Return all the data, word for word.
-.-.-
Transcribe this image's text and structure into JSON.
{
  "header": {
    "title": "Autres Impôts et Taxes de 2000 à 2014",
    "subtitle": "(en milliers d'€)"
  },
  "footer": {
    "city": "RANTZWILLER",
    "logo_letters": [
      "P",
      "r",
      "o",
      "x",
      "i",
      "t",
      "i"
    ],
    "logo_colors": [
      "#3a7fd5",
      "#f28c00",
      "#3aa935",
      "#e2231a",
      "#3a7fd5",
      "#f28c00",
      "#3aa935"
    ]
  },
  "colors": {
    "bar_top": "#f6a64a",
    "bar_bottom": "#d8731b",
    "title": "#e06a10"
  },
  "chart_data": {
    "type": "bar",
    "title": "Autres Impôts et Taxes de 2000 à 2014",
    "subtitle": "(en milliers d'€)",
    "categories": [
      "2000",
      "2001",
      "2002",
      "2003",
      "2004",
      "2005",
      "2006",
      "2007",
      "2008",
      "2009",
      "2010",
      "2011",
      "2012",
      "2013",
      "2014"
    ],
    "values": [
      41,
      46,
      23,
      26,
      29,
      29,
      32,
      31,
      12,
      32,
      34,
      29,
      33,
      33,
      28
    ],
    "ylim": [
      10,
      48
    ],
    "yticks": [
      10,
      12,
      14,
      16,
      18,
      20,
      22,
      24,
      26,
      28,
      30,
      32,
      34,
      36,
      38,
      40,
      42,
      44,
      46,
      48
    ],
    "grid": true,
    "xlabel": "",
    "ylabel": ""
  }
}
-.-.-
__Solution to the exercise__.
Transcribe this image's text and structure into JSON.
{
  "header": {
    "title": "Autres Impôts et Taxes de 2000 à 2014",
    "subtitle": "(en milliers d'€)"
  },
  "footer": {
    "city": "RANTZWILLER",
    "logo_letters": [
      "P",
      "r",
      "o",
      "x",
      "i",
      "t",
      "i"
    ],
    "logo_colors": [
      "#3a7fd5",
      "#f28c00",
      "#3aa935",
      "#e2231a",
      "#3a7fd5",
      "#f28c00",
      "#3aa935"
    ]
  },
  "colors": {
    "bar_top": "#f6a64a",
    "bar_bottom": "#d8731b",
    "title": "#e06a10"
  },
  "chart_data": {
    "type": "bar",
    "title": "Autres Impôts et Taxes de 2000 à 2014",
    "subtitle": "(en milliers d'€)",
    "categories": [
      "2000",
      "2001",
      "2002",
      "2003",
      "2004",
      "2005",
      "2006",
      "2007",
      "2008",
      "2009",
      "2010",
      "2011",
      "2012",
      "2013",
      "2014"
    ],
    "values": [
      41,
      46,
      23,
      26,
      29,
      29,
      32,
      31,
      12,
      32,
      34,
      29,
      33,
      33,
      28
    ],
    "ylim": [
      10,
      48
    ],
    "yticks": [
      10,
      12,
      14,
      16,
      18,
      20,
      22,
      24,
      26,
      28,
      30,
      32,
      34,
      36,
      38,
      40,
      42,
      44,
      46,
      48
    ],
    "grid": true,
    "xlabel": "",
    "ylabel": ""
  }
}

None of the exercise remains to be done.